- _Records for this task_
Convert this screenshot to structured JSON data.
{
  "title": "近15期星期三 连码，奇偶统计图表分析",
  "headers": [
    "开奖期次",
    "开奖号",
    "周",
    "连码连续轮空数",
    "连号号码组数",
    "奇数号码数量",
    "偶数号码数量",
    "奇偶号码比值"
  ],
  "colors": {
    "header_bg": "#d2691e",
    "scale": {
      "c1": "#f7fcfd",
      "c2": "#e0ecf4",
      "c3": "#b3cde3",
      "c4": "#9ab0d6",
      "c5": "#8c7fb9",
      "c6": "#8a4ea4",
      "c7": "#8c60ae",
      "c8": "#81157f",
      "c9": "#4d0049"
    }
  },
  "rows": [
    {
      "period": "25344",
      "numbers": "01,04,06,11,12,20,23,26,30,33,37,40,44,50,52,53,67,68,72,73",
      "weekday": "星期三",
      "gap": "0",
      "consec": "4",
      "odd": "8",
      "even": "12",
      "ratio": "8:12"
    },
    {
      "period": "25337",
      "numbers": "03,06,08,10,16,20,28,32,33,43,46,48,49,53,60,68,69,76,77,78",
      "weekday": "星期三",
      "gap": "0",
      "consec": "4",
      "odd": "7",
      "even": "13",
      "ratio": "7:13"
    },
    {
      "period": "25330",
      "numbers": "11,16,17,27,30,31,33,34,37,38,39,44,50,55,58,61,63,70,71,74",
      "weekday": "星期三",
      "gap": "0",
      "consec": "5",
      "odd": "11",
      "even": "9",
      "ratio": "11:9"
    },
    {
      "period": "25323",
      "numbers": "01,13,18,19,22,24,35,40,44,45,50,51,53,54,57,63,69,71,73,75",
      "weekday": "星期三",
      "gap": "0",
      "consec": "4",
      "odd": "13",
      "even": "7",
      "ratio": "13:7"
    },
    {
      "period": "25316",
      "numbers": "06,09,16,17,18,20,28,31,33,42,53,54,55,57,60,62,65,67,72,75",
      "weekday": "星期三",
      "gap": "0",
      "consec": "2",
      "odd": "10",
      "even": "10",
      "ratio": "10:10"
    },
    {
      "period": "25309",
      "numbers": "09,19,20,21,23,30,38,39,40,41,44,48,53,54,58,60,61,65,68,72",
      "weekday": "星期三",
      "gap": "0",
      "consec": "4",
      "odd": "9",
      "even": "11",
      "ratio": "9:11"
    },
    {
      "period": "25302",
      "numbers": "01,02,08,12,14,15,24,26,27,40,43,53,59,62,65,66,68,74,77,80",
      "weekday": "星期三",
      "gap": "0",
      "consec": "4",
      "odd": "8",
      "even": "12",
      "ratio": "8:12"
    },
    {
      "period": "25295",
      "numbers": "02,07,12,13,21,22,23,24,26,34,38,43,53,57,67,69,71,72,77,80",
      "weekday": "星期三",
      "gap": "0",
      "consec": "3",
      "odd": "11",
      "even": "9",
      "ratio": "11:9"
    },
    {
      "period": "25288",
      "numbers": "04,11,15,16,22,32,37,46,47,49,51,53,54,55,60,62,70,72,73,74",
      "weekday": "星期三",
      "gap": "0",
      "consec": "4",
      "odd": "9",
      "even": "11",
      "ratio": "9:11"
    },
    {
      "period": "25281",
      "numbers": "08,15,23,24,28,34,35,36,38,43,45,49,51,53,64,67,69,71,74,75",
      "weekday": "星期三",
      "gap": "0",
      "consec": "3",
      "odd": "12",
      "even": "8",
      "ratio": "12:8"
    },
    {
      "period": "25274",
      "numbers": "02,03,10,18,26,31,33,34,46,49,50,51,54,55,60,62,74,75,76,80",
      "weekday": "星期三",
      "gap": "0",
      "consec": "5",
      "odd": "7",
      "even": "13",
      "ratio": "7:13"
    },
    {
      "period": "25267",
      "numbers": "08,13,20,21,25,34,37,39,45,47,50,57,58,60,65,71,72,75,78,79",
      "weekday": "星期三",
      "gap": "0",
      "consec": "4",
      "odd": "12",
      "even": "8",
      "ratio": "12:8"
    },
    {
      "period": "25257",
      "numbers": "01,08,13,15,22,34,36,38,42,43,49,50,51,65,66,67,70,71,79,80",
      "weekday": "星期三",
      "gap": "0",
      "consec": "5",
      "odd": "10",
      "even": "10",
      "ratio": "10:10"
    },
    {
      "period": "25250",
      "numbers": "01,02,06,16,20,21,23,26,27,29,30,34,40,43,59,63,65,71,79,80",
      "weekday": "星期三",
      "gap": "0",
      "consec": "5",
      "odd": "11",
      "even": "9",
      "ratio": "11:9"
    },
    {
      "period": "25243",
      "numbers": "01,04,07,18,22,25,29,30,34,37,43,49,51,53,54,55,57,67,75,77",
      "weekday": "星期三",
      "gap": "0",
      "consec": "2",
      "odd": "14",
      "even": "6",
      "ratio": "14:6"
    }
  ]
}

- _Task_
Please repeat the material above, word for word and in full.

- _Output below_
Convert this screenshot to structured JSON data.
{
  "title": "近15期星期三 连码，奇偶统计图表分析",
  "headers": [
    "开奖期次",
    "开奖号",
    "周",
    "连码连续轮空数",
    "连号号码组数",
    "奇数号码数量",
    "偶数号码数量",
    "奇偶号码比值"
  ],
  "colors": {
    "header_bg": "#d2691e",
    "scale": {
      "c1": "#f7fcfd",
      "c2": "#e0ecf4",
      "c3": "#b3cde3",
      "c4": "#9ab0d6",
      "c5": "#8c7fb9",
      "c6": "#8a4ea4",
      "c7": "#8c60ae",
      "c8": "#81157f",
      "c9": "#4d0049"
    }
  },
  "rows": [
    {
      "period": "25344",
      "numbers": "01,04,06,11,12,20,23,26,30,33,37,40,44,50,52,53,67,68,72,73",
      "weekday": "星期三",
      "gap": "0",
      "consec": "4",
      "odd": "8",
      "even": "12",
      "ratio": "8:12"
    },
    {
      "period": "25337",
      "numbers": "03,06,08,10,16,20,28,32,33,43,46,48,49,53,60,68,69,76,77,78",
      "weekday": "星期三",
      "gap": "0",
      "consec": "4",
      "odd": "7",
      "even": "13",
      "ratio": "7:13"
    },
    {
      "period": "25330",
      "numbers": "11,16,17,27,30,31,33,34,37,38,39,44,50,55,58,61,63,70,71,74",
      "weekday": "星期三",
      "gap": "0",
      "consec": "5",
      "odd": "11",
      "even": "9",
      "ratio": "11:9"
    },
    {
      "period": "25323",
      "numbers": "01,13,18,19,22,24,35,40,44,45,50,51,53,54,57,63,69,71,73,75",
      "weekday": "星期三",
      "gap": "0",
      "consec": "4",
      "odd": "13",
      "even": "7",
      "ratio": "13:7"
    },
    {
      "period": "25316",
      "numbers": "06,09,16,17,18,20,28,31,33,42,53,54,55,57,60,62,65,67,72,75",
      "weekday": "星期三",
      "gap": "0",
      "consec": "2",
      "odd": "10",
      "even": "10",
      "ratio": "10:10"
    },
    {
      "period": "25309",
      "numbers": "09,19,20,21,23,30,38,39,40,41,44,48,53,54,58,60,61,65,68,72",
      "weekday": "星期三",
      "gap": "0",
      "consec": "4",
      "odd": "9",
      "even": "11",
      "ratio": "9:11"
    },
    {
      "period": "25302",
      "numbers": "01,02,08,12,14,15,24,26,27,40,43,53,59,62,65,66,68,74,77,80",
      "weekday": "星期三",
      "gap": "0",
      "consec": "4",
      "odd": "8",
      "even": "12",
      "ratio": "8:12"
    },
    {
      "period": "25295",
      "numbers": "02,07,12,13,21,22,23,24,26,34,38,43,53,57,67,69,71,72,77,80",
      "weekday": "星期三",
      "gap": "0",
      "consec": "3",
      "odd": "11",
      "even": "9",
      "ratio": "11:9"
    },
    {
      "period": "25288",
      "numbers": "04,11,15,16,22,32,37,46,47,49,51,53,54,55,60,62,70,72,73,74",
      "weekday": "星期三",
      "gap": "0",
      "consec": "4",
      "odd": "9",
      "even": "11",
      "ratio": "9:11"
    },
    {
      "period": "25281",
      "numbers": "08,15,23,24,28,34,35,36,38,43,45,49,51,53,64,67,69,71,74,75",
      "weekday": "星期三",
      "gap": "0",
      "consec": "3",
      "odd": "12",
      "even": "8",
      "ratio": "12:8"
    },
    {
      "period": "25274",
      "numbers": "02,03,10,18,26,31,33,34,46,49,50,51,54,55,60,62,74,75,76,80",
      "weekday": "星期三",
      "gap": "0",
      "consec": "5",
      "odd": "7",
      "even": "13",
      "ratio": "7:13"
    },
    {
      "period": "25267",
      "numbers": "08,13,20,21,25,34,37,39,45,47,50,57,58,60,65,71,72,75,78,79",
      "weekday": "星期三",
      "gap": "0",
      "consec": "4",
      "odd": "12",
      "even": "8",
      "ratio": "12:8"
    },
    {
      "period": "25257",
      "numbers": "01,08,13,15,22,34,36,38,42,43,49,50,51,65,66,67,70,71,79,80",
      "weekday": "星期三",
      "gap": "0",
      "consec": "5",
      "odd": "10",
      "even": "10",
      "ratio": "10:10"
    },
    {
      "period": "25250",
      "numbers": "01,02,06,16,20,21,23,26,27,29,30,34,40,43,59,63,65,71,79,80",
      "weekday": "星期三",
      "gap": "0",
      "consec": "5",
      "odd": "11",
      "even": "9",
      "ratio": "11:9"
    },
    {
      "period": "25243",
      "numbers": "01,04,07,18,22,25,29,30,34,37,43,49,51,53,54,55,57,67,75,77",
      "weekday": "星期三",
      "gap": "0",
      "consec": "2",
      "odd": "14",
      "even": "6",
      "ratio": "14:6"
    }
  ]
}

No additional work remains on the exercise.